*WHAT THE TASK REQUIRES*. Look through the listing below and report how many lines contain "families", as a bare number.
◇ ◇ ◇ ◇ ◇ ◇ ◇
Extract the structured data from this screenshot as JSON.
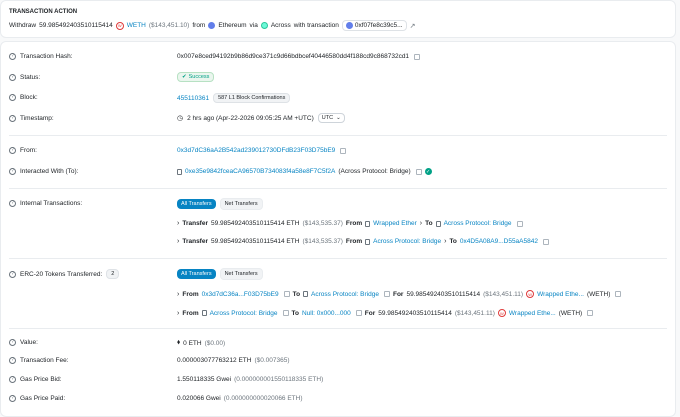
{
  "action": {
    "title": "TRANSACTION ACTION",
    "verb": "Withdraw",
    "amount": "59.985492403510115414",
    "token": "WETH",
    "usd": "($143,451.10)",
    "from_word": "from",
    "chain": "Ethereum",
    "via_word": "via",
    "protocol": "Across",
    "with_tx": "with transaction",
    "tx_short": "0xf07fe8c39c5..."
  },
  "fields": {
    "tx_hash": {
      "label": "Transaction Hash:",
      "value": "0x007e8ced94192b9b86d9ce371c9d66bdbcef40446580dd4f188cd9c868732cd1"
    },
    "status": {
      "label": "Status:",
      "value": "Success"
    },
    "block": {
      "label": "Block:",
      "value": "455110361",
      "confirmations": "587 L1 Block Confirmations"
    },
    "timestamp": {
      "label": "Timestamp:",
      "value": "2 hrs ago (Apr-22-2026 09:05:25 AM +UTC)",
      "tz": "UTC"
    },
    "from": {
      "label": "From:",
      "value": "0x3d7dC36aA2B542ad239012730DFdB23F03D75bE9"
    },
    "interacted": {
      "label": "Interacted With (To):",
      "value": "0xe35e9842fceaCA96570B734083f4a58e8F7C5f2A",
      "name": "(Across Protocol: Bridge)"
    },
    "internal": {
      "label": "Internal Transactions:",
      "tab_all": "All Transfers",
      "tab_net": "Net Transfers",
      "rows": [
        {
          "kind": "Transfer",
          "amount": "59.985492403510115414 ETH",
          "usd": "($143,535.37)",
          "from_word": "From",
          "from": "Wrapped Ether",
          "to_word": "To",
          "to": "Across Protocol: Bridge"
        },
        {
          "kind": "Transfer",
          "amount": "59.985492403510115414 ETH",
          "usd": "($143,535.37)",
          "from_word": "From",
          "from": "Across Protocol: Bridge",
          "to_word": "To",
          "to": "0x4D5A08A9...D55aA5842"
        }
      ]
    },
    "erc20": {
      "label": "ERC-20 Tokens Transferred:",
      "count": "2",
      "tab_all": "All Transfers",
      "tab_net": "Net Transfers",
      "rows": [
        {
          "from_word": "From",
          "from": "0x3d7dC36a...F03D75bE9",
          "to_word": "To",
          "to": "Across Protocol: Bridge",
          "for_word": "For",
          "amount": "59.985492403510115414",
          "usd": "($143,451.11)",
          "token": "Wrapped Ethe...",
          "symbol": "(WETH)"
        },
        {
          "from_word": "From",
          "from": "Across Protocol: Bridge",
          "to_word": "To",
          "to": "Null: 0x000...000",
          "for_word": "For",
          "amount": "59.985492403510115414",
          "usd": "($143,451.11)",
          "token": "Wrapped Ethe...",
          "symbol": "(WETH)"
        }
      ]
    },
    "value": {
      "label": "Value:",
      "value": "0 ETH",
      "usd": "($0.00)"
    },
    "fee": {
      "label": "Transaction Fee:",
      "value": "0.000003077763212 ETH",
      "usd": "($0.007365)"
    },
    "gas_bid": {
      "label": "Gas Price Bid:",
      "value": "1.550118335 Gwei",
      "eth": "(0.000000001550118335 ETH)"
    },
    "gas_paid": {
      "label": "Gas Price Paid:",
      "value": "0.020066 Gwei",
      "eth": "(0.000000000020066 ETH)"
    }
  },
  "colors": {
    "link": "#0784c3",
    "success": "#00a186"
  }
}
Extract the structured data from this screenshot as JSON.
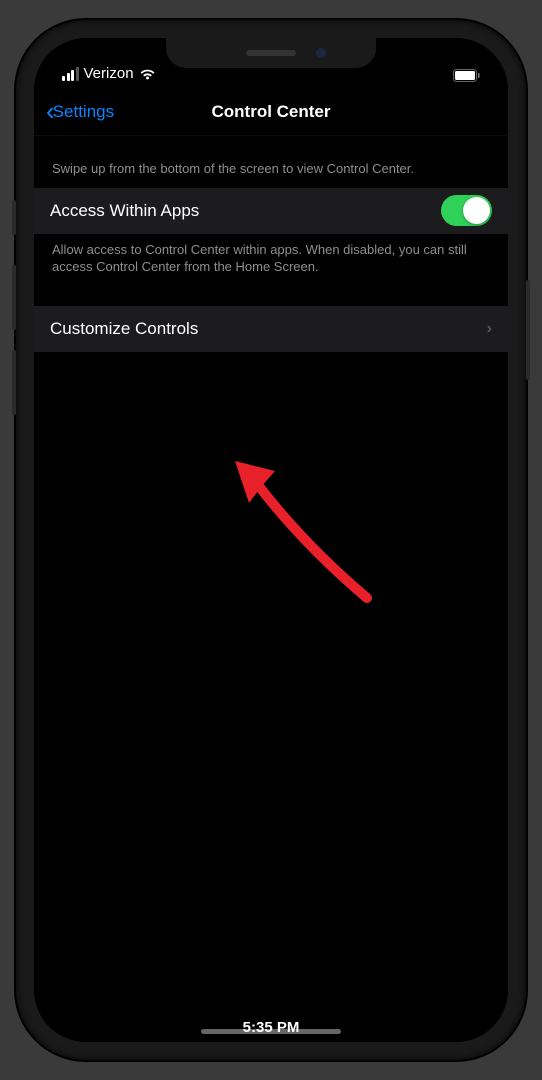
{
  "statusBar": {
    "carrier": "Verizon",
    "time": "5:35 PM"
  },
  "navBar": {
    "backLabel": "Settings",
    "title": "Control Center"
  },
  "section1": {
    "header": "Swipe up from the bottom of the screen to view Control Center.",
    "accessWithinApps": {
      "label": "Access Within Apps",
      "enabled": true
    },
    "footer": "Allow access to Control Center within apps. When disabled, you can still access Control Center from the Home Screen."
  },
  "section2": {
    "customizeControls": {
      "label": "Customize Controls"
    }
  }
}
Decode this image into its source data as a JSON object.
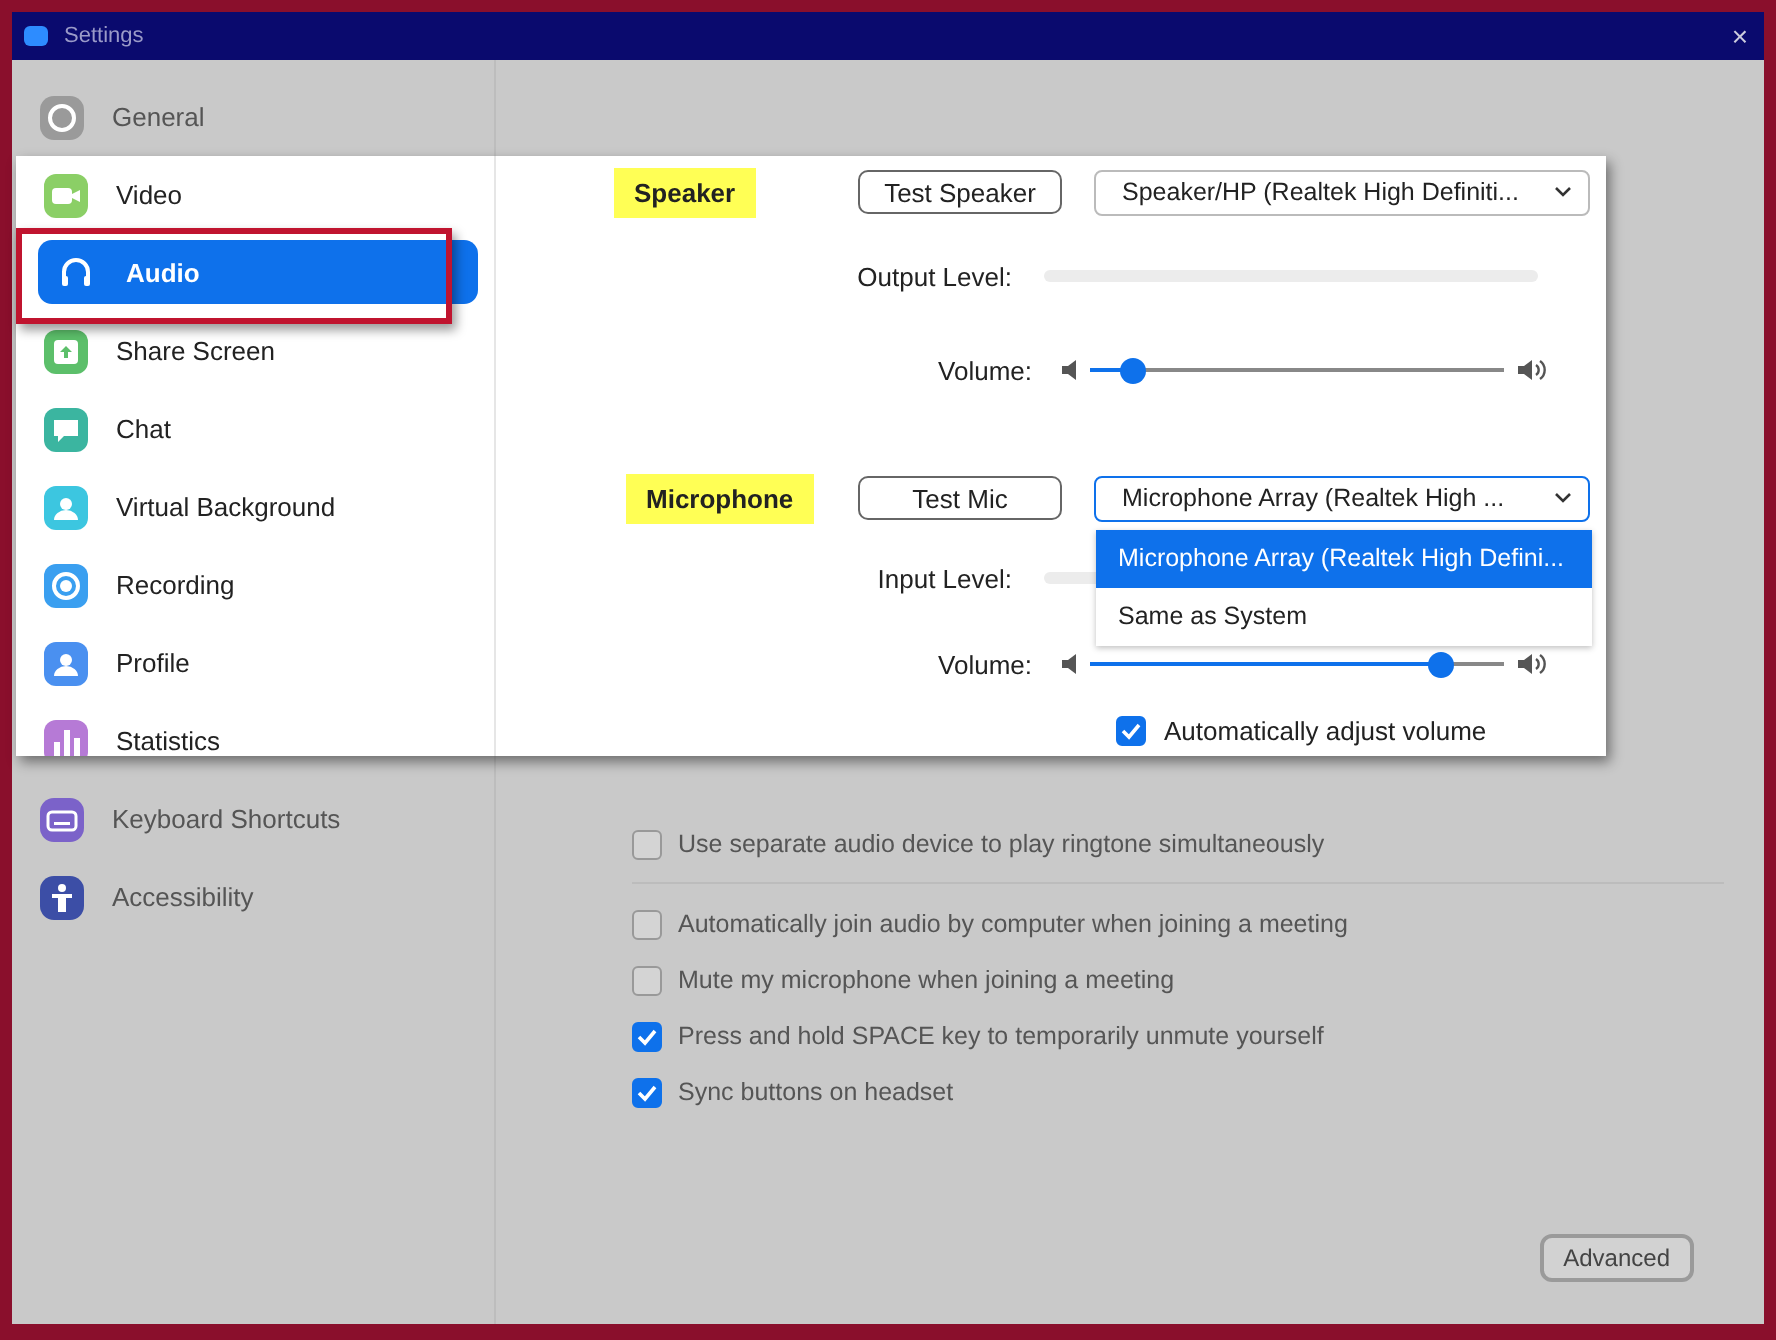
{
  "window": {
    "title": "Settings",
    "close": "×"
  },
  "sidebar": {
    "items": [
      {
        "label": "General",
        "kind": "gear",
        "color": "#9a9a9a",
        "selected": false,
        "dimmed": true
      },
      {
        "label": "Video",
        "kind": "camera",
        "color": "#8bcf66",
        "selected": false,
        "dimmed": false
      },
      {
        "label": "Audio",
        "kind": "headphones",
        "selected": true,
        "dimmed": false
      },
      {
        "label": "Share Screen",
        "kind": "share",
        "color": "#5cbf6a",
        "selected": false,
        "dimmed": false
      },
      {
        "label": "Chat",
        "kind": "chat",
        "color": "#3bb5a0",
        "selected": false,
        "dimmed": false
      },
      {
        "label": "Virtual Background",
        "kind": "person",
        "color": "#3cc6e0",
        "selected": false,
        "dimmed": false
      },
      {
        "label": "Recording",
        "kind": "record",
        "color": "#3a9ff0",
        "selected": false,
        "dimmed": false
      },
      {
        "label": "Profile",
        "kind": "person",
        "color": "#4a90f0",
        "selected": false,
        "dimmed": false
      },
      {
        "label": "Statistics",
        "kind": "bars",
        "color": "#b67ad6",
        "selected": false,
        "dimmed": false
      },
      {
        "label": "Keyboard Shortcuts",
        "kind": "keyboard",
        "color": "#7b62c9",
        "selected": false,
        "dimmed": true
      },
      {
        "label": "Accessibility",
        "kind": "figure",
        "color": "#3c4ea6",
        "selected": false,
        "dimmed": true
      }
    ]
  },
  "speaker": {
    "heading": "Speaker",
    "test_button": "Test Speaker",
    "device": "Speaker/HP (Realtek High Definiti...",
    "output_label": "Output Level:",
    "output_meter": {
      "level": 0
    },
    "volume_label": "Volume:",
    "volume": {
      "level": 0.1
    }
  },
  "microphone": {
    "heading": "Microphone",
    "test_button": "Test Mic",
    "device": "Microphone Array (Realtek High ...",
    "expanded": true,
    "options": [
      {
        "label": "Microphone Array (Realtek High Defini...",
        "selected": true
      },
      {
        "label": "Same as System",
        "selected": false
      }
    ],
    "input_label": "Input Level:",
    "input_meter": {
      "level": 0
    },
    "volume_label": "Volume:",
    "volume": {
      "level": 0.845
    },
    "auto_adjust": {
      "label": "Automatically adjust volume",
      "checked": true
    }
  },
  "options": [
    {
      "label": "Use separate audio device to play ringtone simultaneously",
      "checked": false
    },
    {
      "label": "Automatically join audio by computer when joining a meeting",
      "checked": false
    },
    {
      "label": "Mute my microphone when joining a meeting",
      "checked": false
    },
    {
      "label": "Press and hold SPACE key to temporarily unmute yourself",
      "checked": true
    },
    {
      "label": "Sync buttons on headset",
      "checked": true
    }
  ],
  "advanced_button": "Advanced"
}
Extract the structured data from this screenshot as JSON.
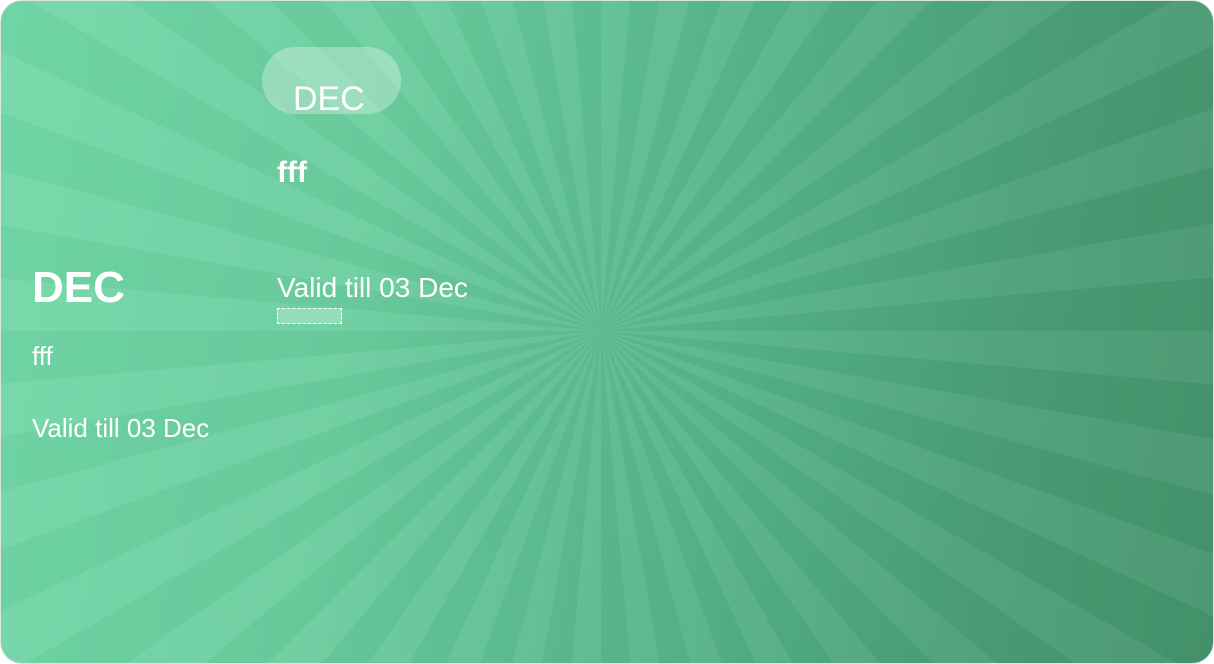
{
  "left": {
    "month": "DEC",
    "name": "fff",
    "validity": "Valid till 03 Dec"
  },
  "right": {
    "month_badge": "DEC",
    "name": "fff",
    "validity": "Valid till 03 Dec"
  },
  "colors": {
    "bg_light": "#72d8a7",
    "bg_dark": "#44936b",
    "text": "#ffffff"
  }
}
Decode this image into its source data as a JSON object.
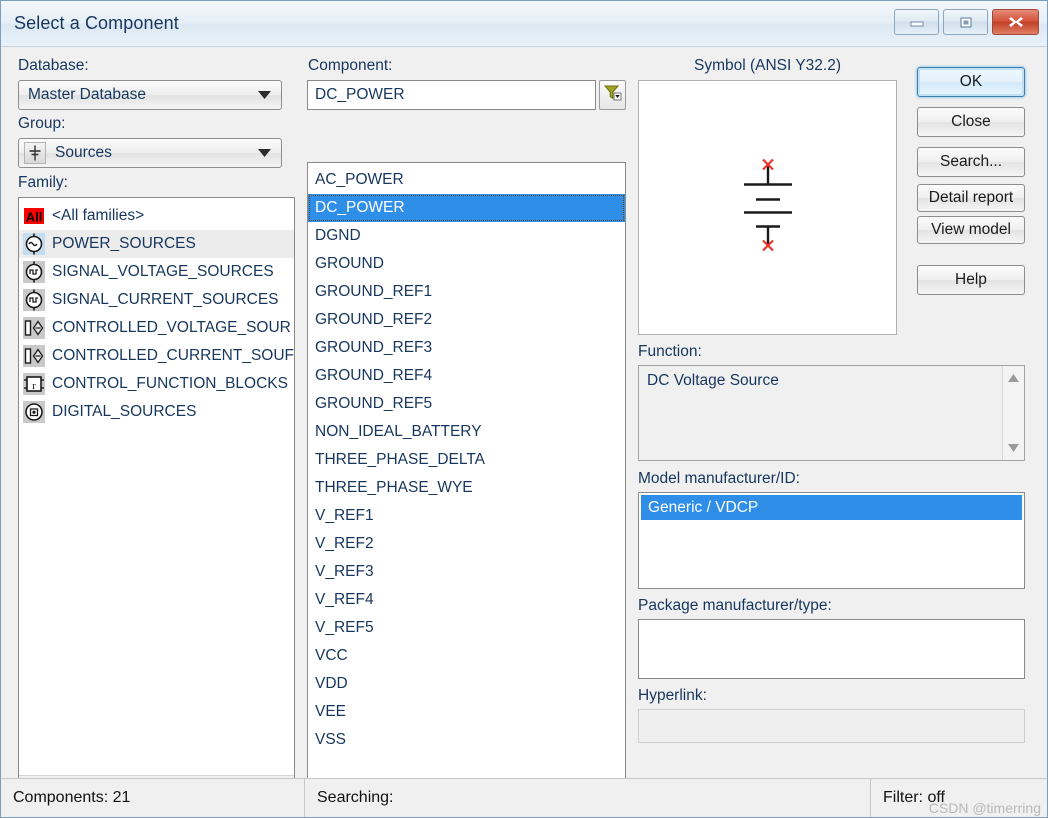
{
  "window": {
    "title": "Select a Component",
    "controls": [
      {
        "name": "minimize",
        "glyph": "minimize-icon"
      },
      {
        "name": "restore",
        "glyph": "restore-icon"
      },
      {
        "name": "close",
        "glyph": "close-icon"
      }
    ]
  },
  "database": {
    "label": "Database:",
    "value": "Master Database"
  },
  "group": {
    "label": "Group:",
    "value": "Sources",
    "icon": "source-symbol-icon"
  },
  "family": {
    "label": "Family:",
    "items": [
      {
        "label": "<All families>",
        "icon": "all-families-icon",
        "selected": false
      },
      {
        "label": "POWER_SOURCES",
        "icon": "power-sources-icon",
        "selected": true
      },
      {
        "label": "SIGNAL_VOLTAGE_SOURCES",
        "icon": "signal-voltage-sources-icon",
        "selected": false
      },
      {
        "label": "SIGNAL_CURRENT_SOURCES",
        "icon": "signal-current-sources-icon",
        "selected": false
      },
      {
        "label": "CONTROLLED_VOLTAGE_SOUR",
        "icon": "controlled-voltage-sources-icon",
        "selected": false
      },
      {
        "label": "CONTROLLED_CURRENT_SOUF",
        "icon": "controlled-current-sources-icon",
        "selected": false
      },
      {
        "label": "CONTROL_FUNCTION_BLOCKS",
        "icon": "control-function-blocks-icon",
        "selected": false
      },
      {
        "label": "DIGITAL_SOURCES",
        "icon": "digital-sources-icon",
        "selected": false
      }
    ]
  },
  "component": {
    "label": "Component:",
    "search_value": "DC_POWER",
    "filter_icon": "filter-funnel-icon",
    "items": [
      "AC_POWER",
      "DC_POWER",
      "DGND",
      "GROUND",
      "GROUND_REF1",
      "GROUND_REF2",
      "GROUND_REF3",
      "GROUND_REF4",
      "GROUND_REF5",
      "NON_IDEAL_BATTERY",
      "THREE_PHASE_DELTA",
      "THREE_PHASE_WYE",
      "V_REF1",
      "V_REF2",
      "V_REF3",
      "V_REF4",
      "V_REF5",
      "VCC",
      "VDD",
      "VEE",
      "VSS"
    ],
    "selected": "DC_POWER"
  },
  "symbol": {
    "label": "Symbol (ANSI Y32.2)",
    "graphic": "dc-battery-symbol"
  },
  "function": {
    "label": "Function:",
    "value": "DC Voltage Source"
  },
  "model_manufacturer": {
    "label": "Model manufacturer/ID:",
    "items": [
      "Generic / VDCP"
    ],
    "selected": "Generic / VDCP"
  },
  "package_manufacturer": {
    "label": "Package manufacturer/type:",
    "value": ""
  },
  "hyperlink": {
    "label": "Hyperlink:",
    "value": ""
  },
  "buttons": {
    "ok": "OK",
    "close": "Close",
    "search": "Search...",
    "detail_report": "Detail report",
    "view_model": "View model",
    "help": "Help"
  },
  "statusbar": {
    "components": "Components: 21",
    "searching": "Searching:",
    "filter": "Filter: off",
    "watermark": "CSDN @timerring"
  },
  "colors": {
    "selection_blue": "#2f8fe8",
    "title_text": "#17365d",
    "close_red": "#c3412b",
    "symbol_terminal_red": "#e8342a",
    "all_badge_red": "#ff0000"
  }
}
◇ ◇ ◇ ◇ ◇ ◇ ◇
*SOLUTION TO THIS PROBLEM*. 2